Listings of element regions
------------------------------

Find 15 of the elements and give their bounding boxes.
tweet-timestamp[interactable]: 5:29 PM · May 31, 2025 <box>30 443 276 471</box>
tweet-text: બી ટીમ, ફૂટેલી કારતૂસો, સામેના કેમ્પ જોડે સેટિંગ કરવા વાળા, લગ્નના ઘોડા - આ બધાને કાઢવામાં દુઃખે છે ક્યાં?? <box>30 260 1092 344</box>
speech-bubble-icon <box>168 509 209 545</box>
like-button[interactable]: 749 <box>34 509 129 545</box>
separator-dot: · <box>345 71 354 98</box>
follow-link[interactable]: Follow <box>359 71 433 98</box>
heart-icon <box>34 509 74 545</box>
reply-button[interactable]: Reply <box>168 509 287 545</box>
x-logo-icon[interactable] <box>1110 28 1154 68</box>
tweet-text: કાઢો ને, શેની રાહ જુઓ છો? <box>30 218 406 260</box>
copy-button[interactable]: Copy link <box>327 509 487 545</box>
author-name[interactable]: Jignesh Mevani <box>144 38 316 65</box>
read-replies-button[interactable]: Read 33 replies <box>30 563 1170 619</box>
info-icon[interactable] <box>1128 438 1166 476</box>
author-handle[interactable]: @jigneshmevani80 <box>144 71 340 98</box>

------------------------------

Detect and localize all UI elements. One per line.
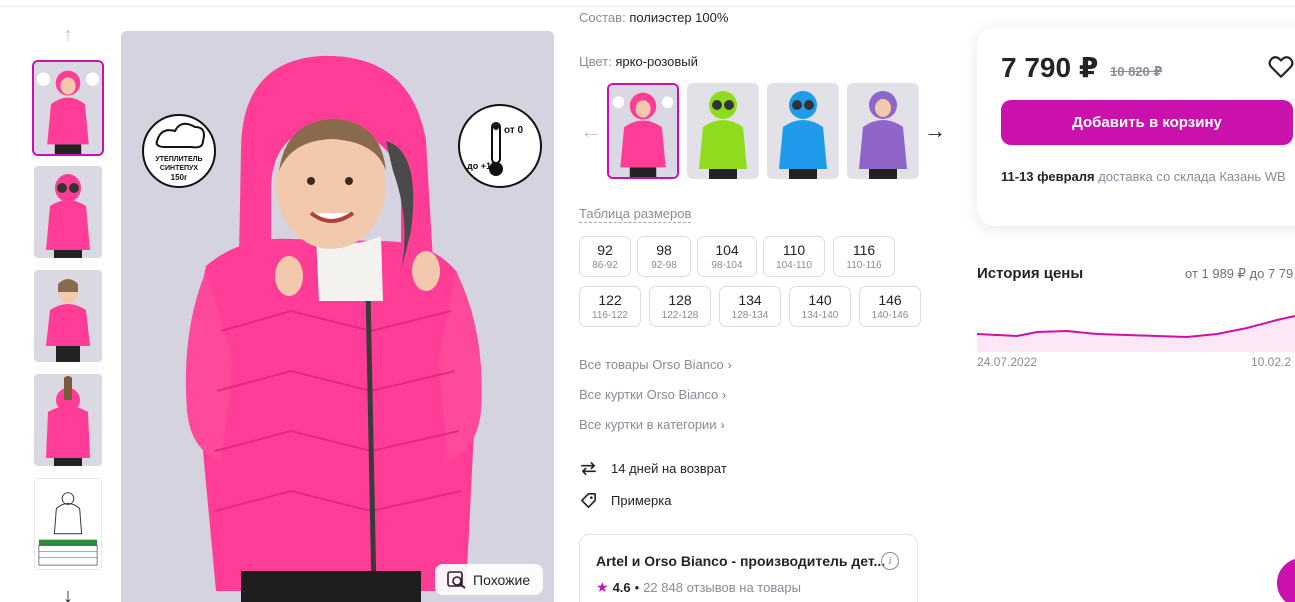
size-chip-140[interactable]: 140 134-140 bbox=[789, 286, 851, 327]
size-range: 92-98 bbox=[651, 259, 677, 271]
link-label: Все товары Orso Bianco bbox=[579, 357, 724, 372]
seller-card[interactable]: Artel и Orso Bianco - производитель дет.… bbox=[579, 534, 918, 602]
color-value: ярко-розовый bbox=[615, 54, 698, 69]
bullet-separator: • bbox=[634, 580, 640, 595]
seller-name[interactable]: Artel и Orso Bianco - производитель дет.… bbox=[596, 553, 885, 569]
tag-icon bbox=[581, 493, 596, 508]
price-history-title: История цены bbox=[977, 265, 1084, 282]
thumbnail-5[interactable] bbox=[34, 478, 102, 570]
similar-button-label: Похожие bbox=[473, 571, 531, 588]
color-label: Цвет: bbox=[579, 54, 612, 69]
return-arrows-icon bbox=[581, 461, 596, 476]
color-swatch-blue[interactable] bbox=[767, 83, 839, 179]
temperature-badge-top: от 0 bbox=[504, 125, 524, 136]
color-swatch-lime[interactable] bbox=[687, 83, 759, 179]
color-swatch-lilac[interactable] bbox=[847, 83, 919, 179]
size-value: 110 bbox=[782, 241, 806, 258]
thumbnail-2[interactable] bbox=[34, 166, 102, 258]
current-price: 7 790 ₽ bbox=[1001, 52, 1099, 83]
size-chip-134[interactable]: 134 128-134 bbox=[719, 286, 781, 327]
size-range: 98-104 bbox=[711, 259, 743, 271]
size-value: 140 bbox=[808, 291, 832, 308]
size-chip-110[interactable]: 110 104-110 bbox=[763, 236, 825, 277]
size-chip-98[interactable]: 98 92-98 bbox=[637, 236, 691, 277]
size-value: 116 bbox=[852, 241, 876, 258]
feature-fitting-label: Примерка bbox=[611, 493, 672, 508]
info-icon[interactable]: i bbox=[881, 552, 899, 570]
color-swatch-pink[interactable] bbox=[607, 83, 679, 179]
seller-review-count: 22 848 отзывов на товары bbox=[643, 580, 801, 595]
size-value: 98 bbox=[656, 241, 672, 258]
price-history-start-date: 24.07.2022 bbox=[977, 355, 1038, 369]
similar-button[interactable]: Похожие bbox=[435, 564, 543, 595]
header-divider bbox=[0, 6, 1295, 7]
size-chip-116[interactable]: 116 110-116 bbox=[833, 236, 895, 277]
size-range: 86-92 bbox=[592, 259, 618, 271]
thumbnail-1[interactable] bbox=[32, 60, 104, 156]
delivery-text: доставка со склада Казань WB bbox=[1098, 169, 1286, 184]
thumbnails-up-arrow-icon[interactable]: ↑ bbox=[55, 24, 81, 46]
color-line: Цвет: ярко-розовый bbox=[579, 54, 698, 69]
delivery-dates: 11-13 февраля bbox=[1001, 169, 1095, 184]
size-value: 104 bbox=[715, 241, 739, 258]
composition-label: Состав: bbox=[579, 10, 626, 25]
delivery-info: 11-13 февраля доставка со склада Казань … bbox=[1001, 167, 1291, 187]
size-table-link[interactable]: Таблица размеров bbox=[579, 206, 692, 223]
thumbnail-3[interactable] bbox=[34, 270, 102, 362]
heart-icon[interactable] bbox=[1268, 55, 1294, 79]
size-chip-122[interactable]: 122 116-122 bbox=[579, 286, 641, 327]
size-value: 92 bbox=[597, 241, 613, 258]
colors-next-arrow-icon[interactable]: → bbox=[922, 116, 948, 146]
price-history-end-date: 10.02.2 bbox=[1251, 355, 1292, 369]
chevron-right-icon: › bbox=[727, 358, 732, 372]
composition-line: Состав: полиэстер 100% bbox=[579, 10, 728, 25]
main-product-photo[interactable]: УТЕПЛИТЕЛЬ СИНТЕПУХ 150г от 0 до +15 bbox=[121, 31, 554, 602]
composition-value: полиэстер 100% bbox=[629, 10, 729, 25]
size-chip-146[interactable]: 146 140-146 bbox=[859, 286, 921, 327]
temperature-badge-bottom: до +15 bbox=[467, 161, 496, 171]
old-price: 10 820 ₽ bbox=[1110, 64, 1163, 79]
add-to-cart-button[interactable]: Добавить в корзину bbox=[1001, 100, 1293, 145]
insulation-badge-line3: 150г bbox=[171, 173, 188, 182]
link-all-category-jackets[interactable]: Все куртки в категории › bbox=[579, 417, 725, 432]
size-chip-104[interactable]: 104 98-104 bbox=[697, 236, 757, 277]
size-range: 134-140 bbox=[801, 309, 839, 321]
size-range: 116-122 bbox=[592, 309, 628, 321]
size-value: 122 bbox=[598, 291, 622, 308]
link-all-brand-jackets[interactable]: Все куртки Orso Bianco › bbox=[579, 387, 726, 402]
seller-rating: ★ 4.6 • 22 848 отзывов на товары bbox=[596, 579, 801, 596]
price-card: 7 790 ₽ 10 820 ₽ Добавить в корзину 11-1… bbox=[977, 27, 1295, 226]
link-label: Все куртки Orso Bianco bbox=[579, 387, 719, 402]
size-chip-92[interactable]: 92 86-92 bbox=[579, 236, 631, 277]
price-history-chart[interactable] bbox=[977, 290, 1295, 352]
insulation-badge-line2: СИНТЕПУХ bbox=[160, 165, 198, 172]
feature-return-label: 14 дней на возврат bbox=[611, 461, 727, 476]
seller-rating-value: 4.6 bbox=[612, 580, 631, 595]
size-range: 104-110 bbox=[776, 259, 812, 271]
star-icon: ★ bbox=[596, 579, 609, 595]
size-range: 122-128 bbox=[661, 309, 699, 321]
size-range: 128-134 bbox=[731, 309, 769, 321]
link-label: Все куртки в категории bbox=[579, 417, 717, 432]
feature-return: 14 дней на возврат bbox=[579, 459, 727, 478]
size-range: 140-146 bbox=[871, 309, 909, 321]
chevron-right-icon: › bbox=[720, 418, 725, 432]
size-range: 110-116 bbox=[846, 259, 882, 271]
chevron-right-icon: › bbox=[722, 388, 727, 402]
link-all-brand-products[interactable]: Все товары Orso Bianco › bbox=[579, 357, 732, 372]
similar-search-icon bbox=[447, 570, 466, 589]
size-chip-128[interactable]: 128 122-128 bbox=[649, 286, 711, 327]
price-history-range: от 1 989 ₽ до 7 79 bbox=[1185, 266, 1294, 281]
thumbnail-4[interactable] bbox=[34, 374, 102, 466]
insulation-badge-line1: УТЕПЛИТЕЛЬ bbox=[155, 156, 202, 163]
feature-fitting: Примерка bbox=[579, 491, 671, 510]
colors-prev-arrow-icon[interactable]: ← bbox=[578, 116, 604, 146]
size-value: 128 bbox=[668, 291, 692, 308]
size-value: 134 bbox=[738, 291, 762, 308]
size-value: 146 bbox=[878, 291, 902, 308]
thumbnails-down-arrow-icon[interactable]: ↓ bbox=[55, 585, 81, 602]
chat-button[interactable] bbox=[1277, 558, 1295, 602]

------------------------------

Please format everything from the line containing "size-chip-140[interactable]: 140 134-140" down to the line containing "price-history-start-date: 24.07.2022 bbox=[977, 355, 1038, 369]", both included, as a numbered list, leaving out any blank lines.

1. size-chip-140[interactable]: 140 134-140 bbox=[789, 286, 851, 327]
2. size-range: 92-98 bbox=[651, 259, 677, 271]
3. link-label: Все товары Orso Bianco bbox=[579, 357, 724, 372]
4. seller-card[interactable]: Artel и Orso Bianco - производитель дет.… bbox=[579, 534, 918, 602]
5. color-value: ярко-розовый bbox=[615, 54, 698, 69]
6. bullet-separator: • bbox=[634, 580, 640, 595]
7. seller-name[interactable]: Artel и Orso Bianco - производитель дет.… bbox=[596, 553, 885, 569]
8. tag-icon bbox=[581, 493, 596, 508]
9. price-history-title: История цены bbox=[977, 265, 1084, 282]
10. thumbnail-5[interactable] bbox=[34, 478, 102, 570]
11. similar-button-label: Похожие bbox=[473, 571, 531, 588]
12. color-label: Цвет: bbox=[579, 54, 612, 69]
13. return-arrows-icon bbox=[581, 461, 596, 476]
14. color-swatch-blue[interactable] bbox=[767, 83, 839, 179]
15. temperature-badge-top: от 0 bbox=[504, 125, 524, 136]
16. color-swatch-lime[interactable] bbox=[687, 83, 759, 179]
17. color-swatch-lilac[interactable] bbox=[847, 83, 919, 179]
18. size-value: 110 bbox=[782, 241, 806, 258]
19. thumbnail-2[interactable] bbox=[34, 166, 102, 258]
20. current-price: 7 790 ₽ bbox=[1001, 52, 1099, 83]
21. size-chip-134[interactable]: 134 128-134 bbox=[719, 286, 781, 327]
22. size-range: 98-104 bbox=[711, 259, 743, 271]
23. size-value: 140 bbox=[808, 291, 832, 308]
24. size-chip-110[interactable]: 110 104-110 bbox=[763, 236, 825, 277]
25. size-chip-98[interactable]: 98 92-98 bbox=[637, 236, 691, 277]
26. size-value: 116 bbox=[852, 241, 876, 258]
27. feature-fitting-label: Примерка bbox=[611, 493, 672, 508]
28. info-icon[interactable]: i bbox=[881, 552, 899, 570]
29. color-swatch-pink[interactable] bbox=[607, 83, 679, 179]
30. seller-review-count: 22 848 отзывов на товары bbox=[643, 580, 801, 595]
31. size-value: 98 bbox=[656, 241, 672, 258]
32. price-history-start-date: 24.07.2022 bbox=[977, 355, 1038, 369]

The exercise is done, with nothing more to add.